Work to do
From the entries below, pull out each line where "умолчанию" appears.

[begin Dataset excerpts]

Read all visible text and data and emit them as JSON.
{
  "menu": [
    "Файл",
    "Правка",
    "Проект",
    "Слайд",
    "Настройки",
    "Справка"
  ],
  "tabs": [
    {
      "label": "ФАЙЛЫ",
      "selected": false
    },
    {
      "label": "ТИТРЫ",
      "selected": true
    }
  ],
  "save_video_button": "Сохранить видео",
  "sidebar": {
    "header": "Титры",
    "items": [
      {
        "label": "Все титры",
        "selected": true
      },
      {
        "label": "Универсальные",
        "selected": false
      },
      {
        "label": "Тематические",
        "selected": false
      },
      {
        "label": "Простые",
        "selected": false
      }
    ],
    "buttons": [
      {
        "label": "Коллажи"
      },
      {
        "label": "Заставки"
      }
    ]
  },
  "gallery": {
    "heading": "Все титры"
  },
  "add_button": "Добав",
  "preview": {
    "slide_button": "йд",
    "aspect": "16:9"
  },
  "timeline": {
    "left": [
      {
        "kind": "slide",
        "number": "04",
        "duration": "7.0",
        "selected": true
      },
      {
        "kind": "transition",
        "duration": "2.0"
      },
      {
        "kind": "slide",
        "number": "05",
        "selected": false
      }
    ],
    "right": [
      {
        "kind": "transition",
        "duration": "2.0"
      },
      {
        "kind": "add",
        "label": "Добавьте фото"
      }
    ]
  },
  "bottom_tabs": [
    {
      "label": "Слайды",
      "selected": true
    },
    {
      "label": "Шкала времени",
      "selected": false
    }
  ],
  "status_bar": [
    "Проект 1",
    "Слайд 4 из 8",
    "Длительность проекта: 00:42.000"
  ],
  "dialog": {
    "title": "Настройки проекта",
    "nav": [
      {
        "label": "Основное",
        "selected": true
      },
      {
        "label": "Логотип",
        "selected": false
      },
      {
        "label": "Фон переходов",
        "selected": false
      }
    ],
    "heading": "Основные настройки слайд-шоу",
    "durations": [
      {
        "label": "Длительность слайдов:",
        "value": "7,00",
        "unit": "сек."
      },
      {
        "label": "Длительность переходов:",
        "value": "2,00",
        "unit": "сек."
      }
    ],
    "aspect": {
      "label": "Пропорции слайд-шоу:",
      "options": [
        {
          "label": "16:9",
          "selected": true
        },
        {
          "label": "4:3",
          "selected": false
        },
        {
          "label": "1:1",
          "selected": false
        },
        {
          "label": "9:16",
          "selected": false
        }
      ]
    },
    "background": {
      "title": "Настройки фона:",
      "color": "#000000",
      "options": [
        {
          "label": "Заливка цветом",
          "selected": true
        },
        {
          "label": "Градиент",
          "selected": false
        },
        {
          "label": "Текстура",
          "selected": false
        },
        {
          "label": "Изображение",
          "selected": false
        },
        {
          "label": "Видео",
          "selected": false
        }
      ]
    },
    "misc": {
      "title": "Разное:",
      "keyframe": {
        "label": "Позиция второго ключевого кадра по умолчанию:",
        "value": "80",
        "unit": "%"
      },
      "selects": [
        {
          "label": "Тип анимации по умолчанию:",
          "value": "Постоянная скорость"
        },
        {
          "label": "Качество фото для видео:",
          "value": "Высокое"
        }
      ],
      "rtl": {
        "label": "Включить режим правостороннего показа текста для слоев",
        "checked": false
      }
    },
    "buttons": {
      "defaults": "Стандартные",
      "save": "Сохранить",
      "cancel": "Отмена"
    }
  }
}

[end Dataset excerpts]

Expected answer
        "label": "Позиция второго ключевого кадра по умолчанию:",
          "label": "Тип анимации по умолчанию:",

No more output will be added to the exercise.